Work to complete
Output exactly, and only, the stretch of lines beginning at the line with "What text is on this page?" and ending at the last line of the listing below. Drop the pictures.
● ● ● ● ● ● ●
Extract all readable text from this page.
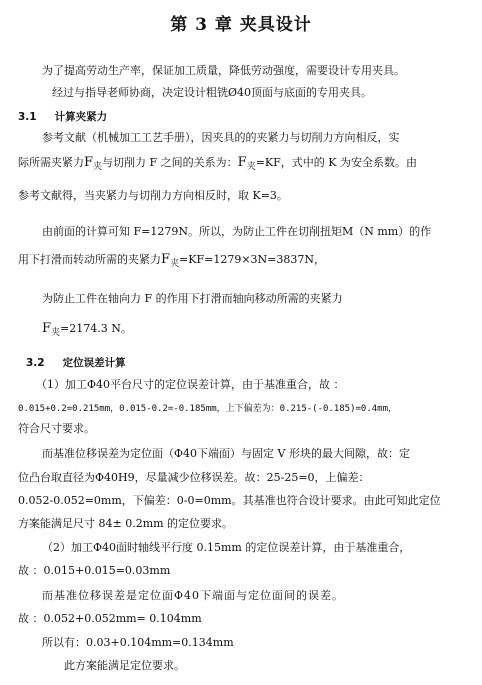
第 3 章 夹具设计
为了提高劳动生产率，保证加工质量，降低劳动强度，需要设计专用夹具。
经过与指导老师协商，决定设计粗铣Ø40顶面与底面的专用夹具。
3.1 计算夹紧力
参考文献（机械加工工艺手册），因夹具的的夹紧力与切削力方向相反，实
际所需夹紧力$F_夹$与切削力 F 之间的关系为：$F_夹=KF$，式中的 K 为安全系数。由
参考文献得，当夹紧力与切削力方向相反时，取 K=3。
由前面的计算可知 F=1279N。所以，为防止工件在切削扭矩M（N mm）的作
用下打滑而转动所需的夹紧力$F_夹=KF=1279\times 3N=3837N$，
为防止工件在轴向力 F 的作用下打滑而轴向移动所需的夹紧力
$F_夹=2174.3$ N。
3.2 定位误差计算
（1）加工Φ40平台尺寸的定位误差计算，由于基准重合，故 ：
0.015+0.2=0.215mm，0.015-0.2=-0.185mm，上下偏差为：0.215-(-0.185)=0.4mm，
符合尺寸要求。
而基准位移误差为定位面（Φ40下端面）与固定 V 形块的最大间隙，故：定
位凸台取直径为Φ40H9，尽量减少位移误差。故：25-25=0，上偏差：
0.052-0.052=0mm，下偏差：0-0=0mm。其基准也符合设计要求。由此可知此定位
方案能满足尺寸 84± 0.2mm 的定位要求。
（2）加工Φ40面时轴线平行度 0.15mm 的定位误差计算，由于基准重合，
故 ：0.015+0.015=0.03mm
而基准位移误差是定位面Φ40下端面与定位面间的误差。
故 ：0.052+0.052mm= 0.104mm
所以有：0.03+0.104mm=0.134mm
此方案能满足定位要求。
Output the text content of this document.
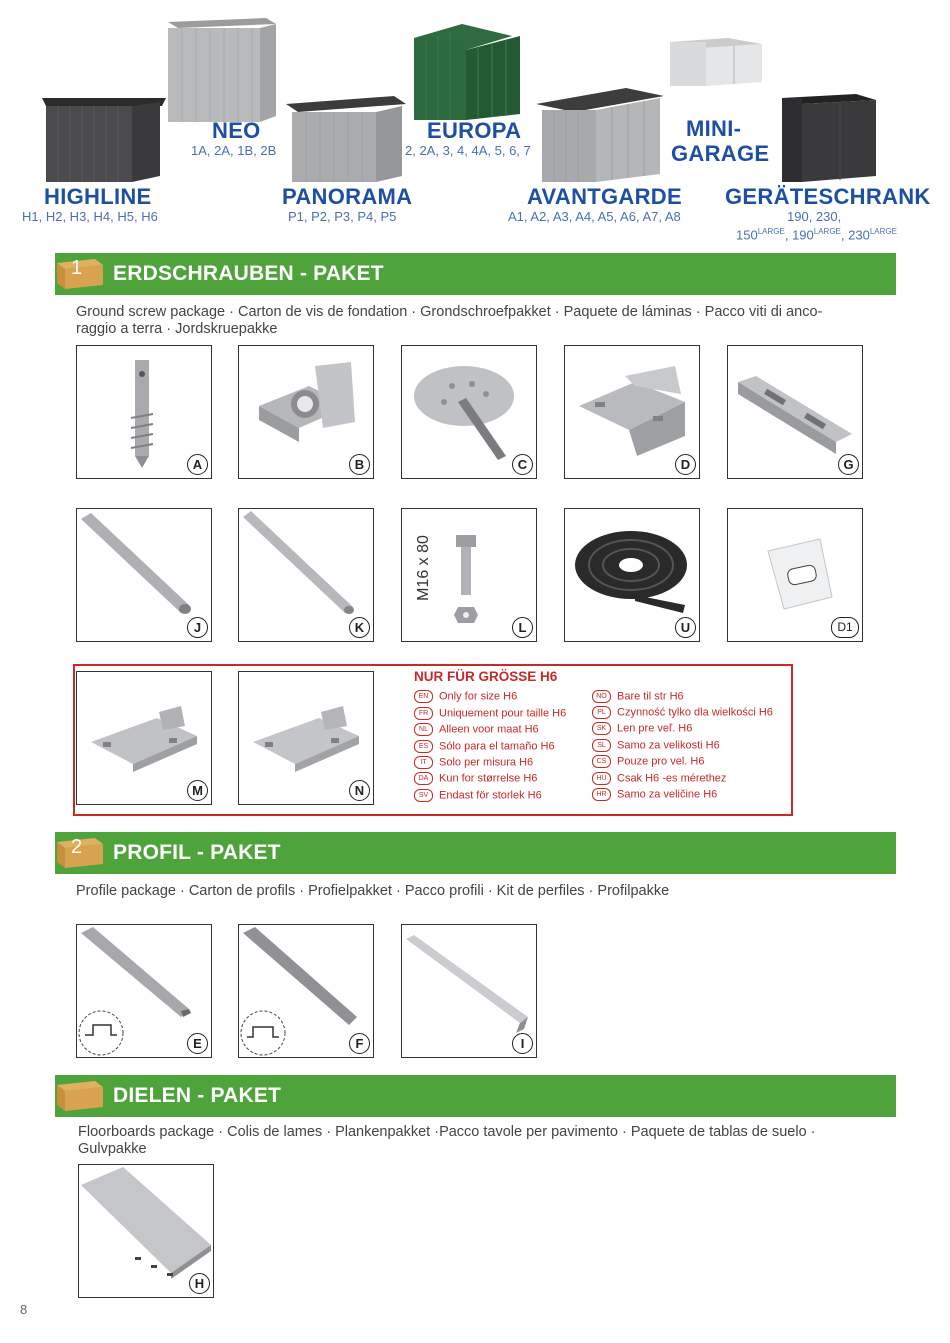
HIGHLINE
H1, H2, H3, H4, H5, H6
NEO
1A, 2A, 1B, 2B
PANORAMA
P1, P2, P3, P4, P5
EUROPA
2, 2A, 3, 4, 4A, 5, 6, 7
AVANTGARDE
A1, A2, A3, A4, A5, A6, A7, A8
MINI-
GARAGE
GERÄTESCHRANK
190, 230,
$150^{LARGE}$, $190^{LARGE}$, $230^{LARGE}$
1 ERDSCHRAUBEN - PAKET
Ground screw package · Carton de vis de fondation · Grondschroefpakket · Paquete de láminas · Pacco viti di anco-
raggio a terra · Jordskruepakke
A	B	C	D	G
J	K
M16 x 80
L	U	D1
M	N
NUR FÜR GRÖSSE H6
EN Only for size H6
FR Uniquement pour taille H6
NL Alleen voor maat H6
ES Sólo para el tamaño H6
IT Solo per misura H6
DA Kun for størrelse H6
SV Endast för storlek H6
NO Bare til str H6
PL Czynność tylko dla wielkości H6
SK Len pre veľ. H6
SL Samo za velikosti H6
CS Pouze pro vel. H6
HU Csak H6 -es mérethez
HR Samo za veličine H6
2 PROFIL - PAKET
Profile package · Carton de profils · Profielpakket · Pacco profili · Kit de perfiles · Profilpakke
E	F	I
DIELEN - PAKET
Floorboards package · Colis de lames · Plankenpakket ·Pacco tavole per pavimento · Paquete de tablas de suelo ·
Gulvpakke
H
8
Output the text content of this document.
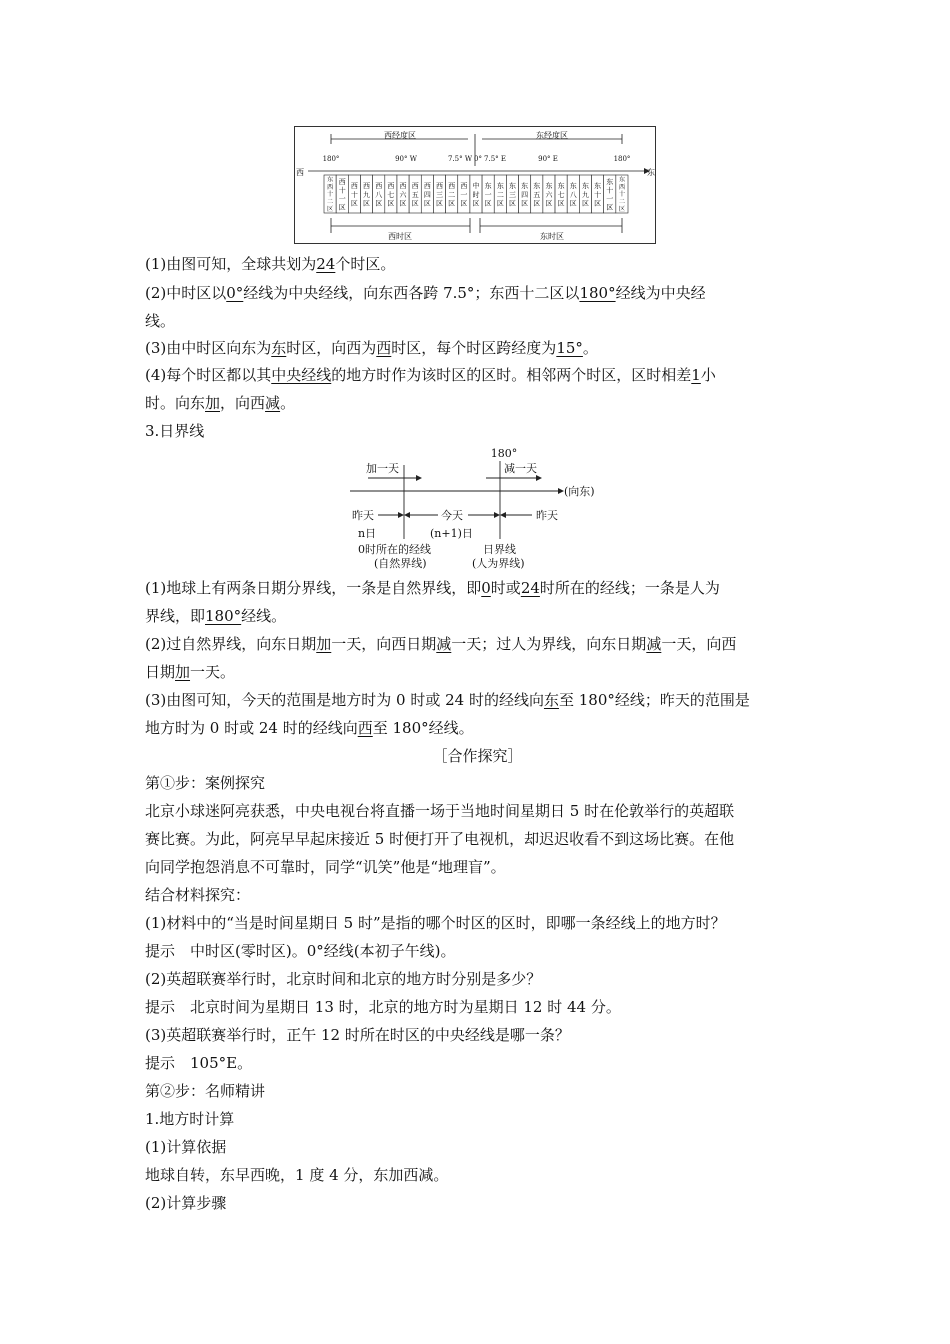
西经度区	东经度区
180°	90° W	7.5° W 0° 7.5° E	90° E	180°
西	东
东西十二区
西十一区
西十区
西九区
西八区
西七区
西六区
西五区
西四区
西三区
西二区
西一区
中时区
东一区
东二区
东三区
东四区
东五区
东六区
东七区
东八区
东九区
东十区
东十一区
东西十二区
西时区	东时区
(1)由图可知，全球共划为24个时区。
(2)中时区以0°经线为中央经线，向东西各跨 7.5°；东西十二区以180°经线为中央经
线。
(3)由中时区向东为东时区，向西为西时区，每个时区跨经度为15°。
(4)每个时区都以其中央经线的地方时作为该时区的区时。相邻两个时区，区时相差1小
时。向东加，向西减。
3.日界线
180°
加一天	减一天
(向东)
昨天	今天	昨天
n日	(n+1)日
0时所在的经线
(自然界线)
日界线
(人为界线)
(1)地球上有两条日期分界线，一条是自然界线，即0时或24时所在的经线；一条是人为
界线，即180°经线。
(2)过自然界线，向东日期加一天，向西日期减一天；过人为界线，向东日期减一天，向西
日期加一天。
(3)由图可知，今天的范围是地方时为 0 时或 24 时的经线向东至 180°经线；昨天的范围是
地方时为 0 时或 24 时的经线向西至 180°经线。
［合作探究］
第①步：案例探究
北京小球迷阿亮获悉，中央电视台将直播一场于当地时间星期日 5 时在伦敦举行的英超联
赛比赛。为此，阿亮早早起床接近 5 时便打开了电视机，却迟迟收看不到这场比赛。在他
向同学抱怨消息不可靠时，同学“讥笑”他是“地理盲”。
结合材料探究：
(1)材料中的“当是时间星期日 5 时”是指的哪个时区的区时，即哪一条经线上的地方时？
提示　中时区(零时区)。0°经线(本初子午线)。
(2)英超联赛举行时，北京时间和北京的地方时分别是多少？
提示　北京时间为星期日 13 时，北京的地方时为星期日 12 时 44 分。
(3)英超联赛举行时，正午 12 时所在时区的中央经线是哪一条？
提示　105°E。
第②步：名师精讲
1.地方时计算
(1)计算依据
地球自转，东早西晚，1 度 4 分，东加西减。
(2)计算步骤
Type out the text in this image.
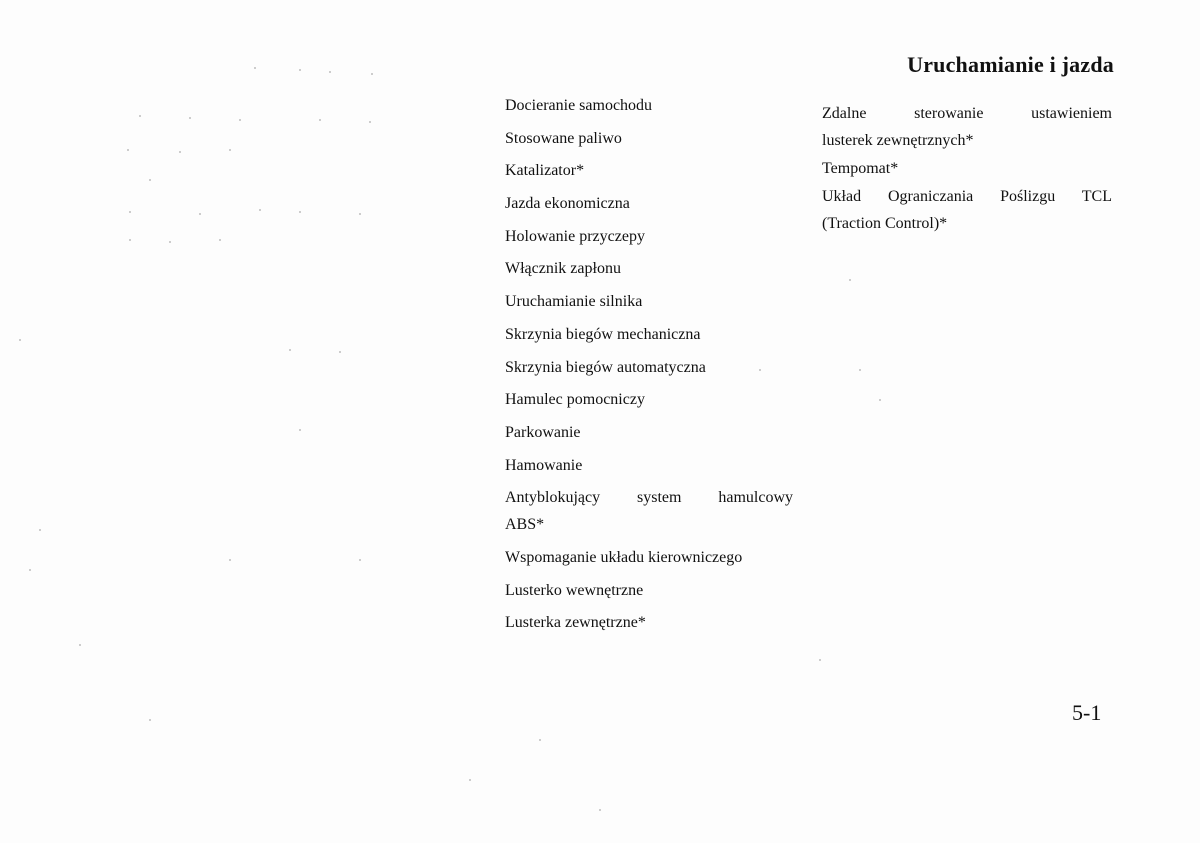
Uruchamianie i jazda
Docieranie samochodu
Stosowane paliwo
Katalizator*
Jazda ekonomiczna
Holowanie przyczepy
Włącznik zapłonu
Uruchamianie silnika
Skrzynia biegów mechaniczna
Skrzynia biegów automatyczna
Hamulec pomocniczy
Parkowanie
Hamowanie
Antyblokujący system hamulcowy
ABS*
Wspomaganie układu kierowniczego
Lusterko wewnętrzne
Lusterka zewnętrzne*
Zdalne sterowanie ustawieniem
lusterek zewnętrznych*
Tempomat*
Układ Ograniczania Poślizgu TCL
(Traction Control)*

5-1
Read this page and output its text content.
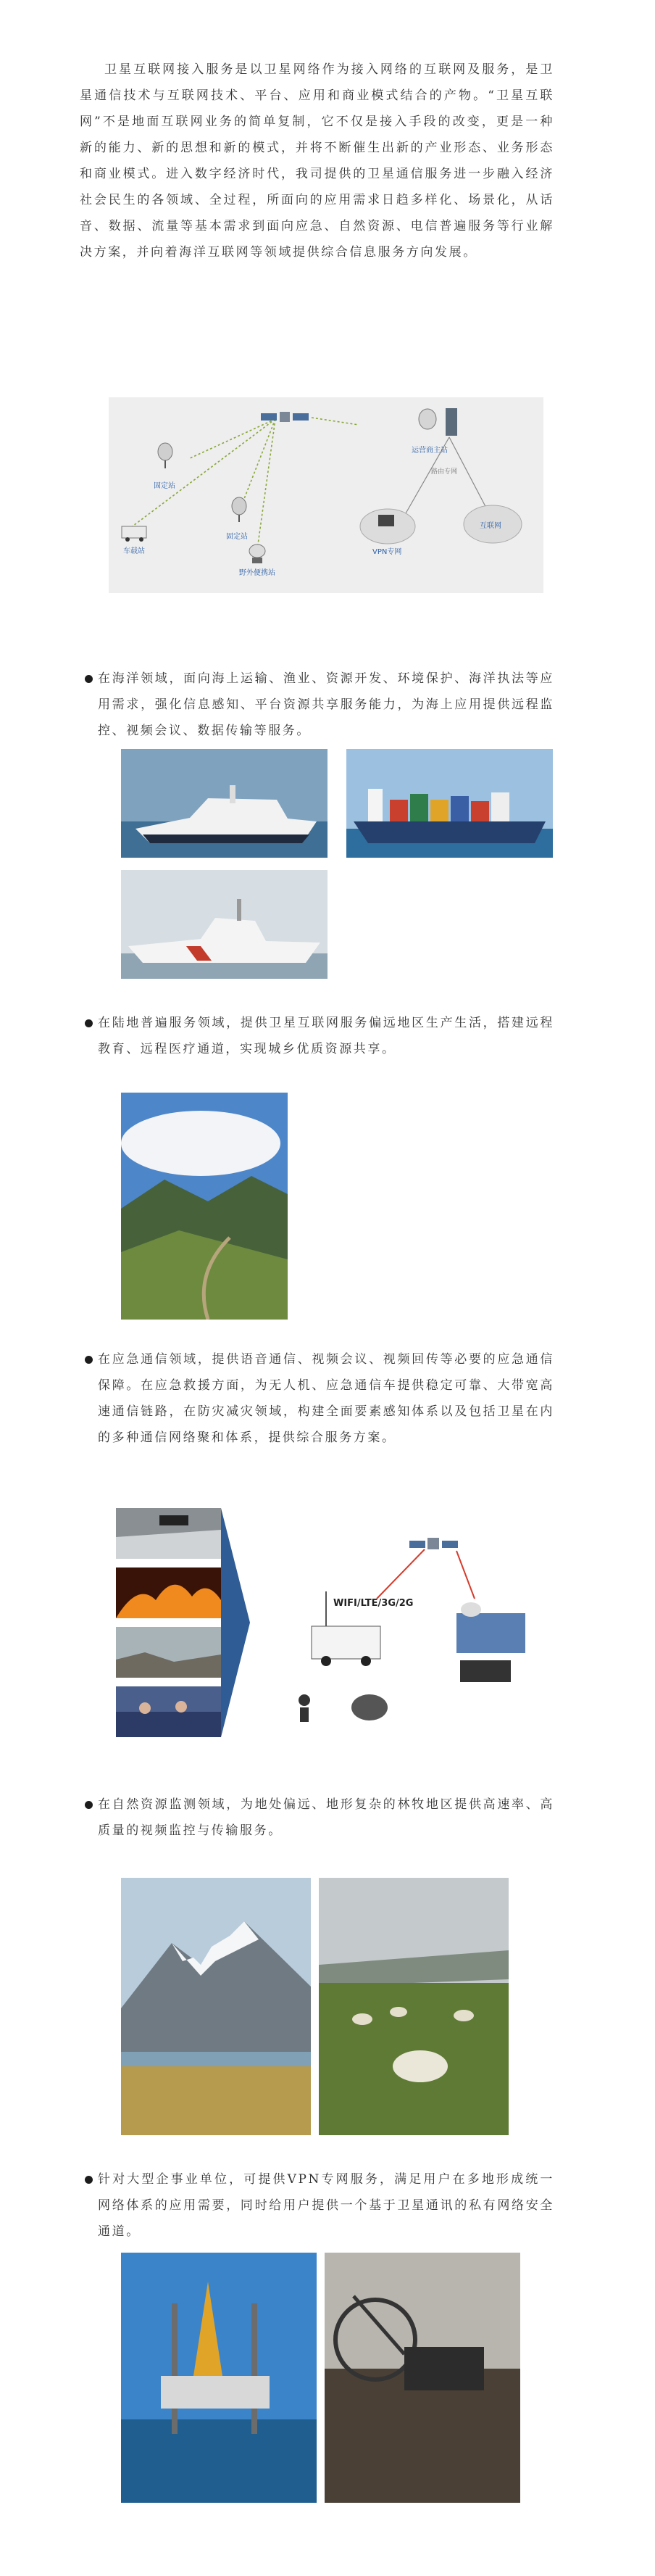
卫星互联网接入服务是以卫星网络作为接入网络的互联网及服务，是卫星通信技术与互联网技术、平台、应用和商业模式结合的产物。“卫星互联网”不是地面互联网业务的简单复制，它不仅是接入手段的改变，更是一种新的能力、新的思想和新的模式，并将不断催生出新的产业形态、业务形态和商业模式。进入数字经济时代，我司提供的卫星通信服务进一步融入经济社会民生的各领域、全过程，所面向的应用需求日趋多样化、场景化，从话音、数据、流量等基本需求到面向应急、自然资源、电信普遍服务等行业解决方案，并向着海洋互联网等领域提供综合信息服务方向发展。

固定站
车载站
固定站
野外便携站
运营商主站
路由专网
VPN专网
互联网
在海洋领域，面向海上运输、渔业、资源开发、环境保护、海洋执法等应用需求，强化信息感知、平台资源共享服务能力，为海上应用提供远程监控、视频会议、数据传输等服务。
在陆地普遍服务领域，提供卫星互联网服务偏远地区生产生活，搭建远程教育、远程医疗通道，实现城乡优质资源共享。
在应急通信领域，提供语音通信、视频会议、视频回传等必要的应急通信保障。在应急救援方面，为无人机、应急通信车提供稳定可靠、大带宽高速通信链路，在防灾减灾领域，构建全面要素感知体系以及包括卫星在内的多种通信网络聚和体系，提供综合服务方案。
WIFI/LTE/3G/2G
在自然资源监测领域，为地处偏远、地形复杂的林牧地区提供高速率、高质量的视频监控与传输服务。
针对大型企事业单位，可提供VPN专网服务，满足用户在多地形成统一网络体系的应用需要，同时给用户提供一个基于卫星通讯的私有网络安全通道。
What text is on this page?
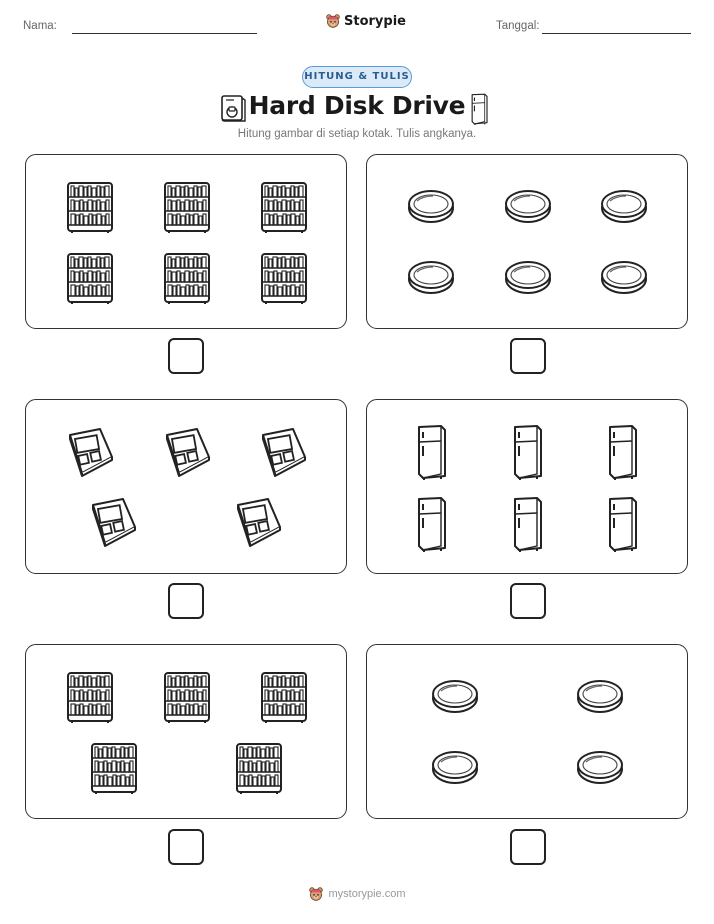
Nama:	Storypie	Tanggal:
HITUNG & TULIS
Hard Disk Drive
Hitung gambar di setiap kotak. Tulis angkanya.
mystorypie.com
● ● ● ● ● ● ●
The answer
What text is on this page?
Nama:	Storypie	Tanggal:
HITUNG & TULIS
Hard Disk Drive
Hitung gambar di setiap kotak. Tulis angkanya.
mystorypie.com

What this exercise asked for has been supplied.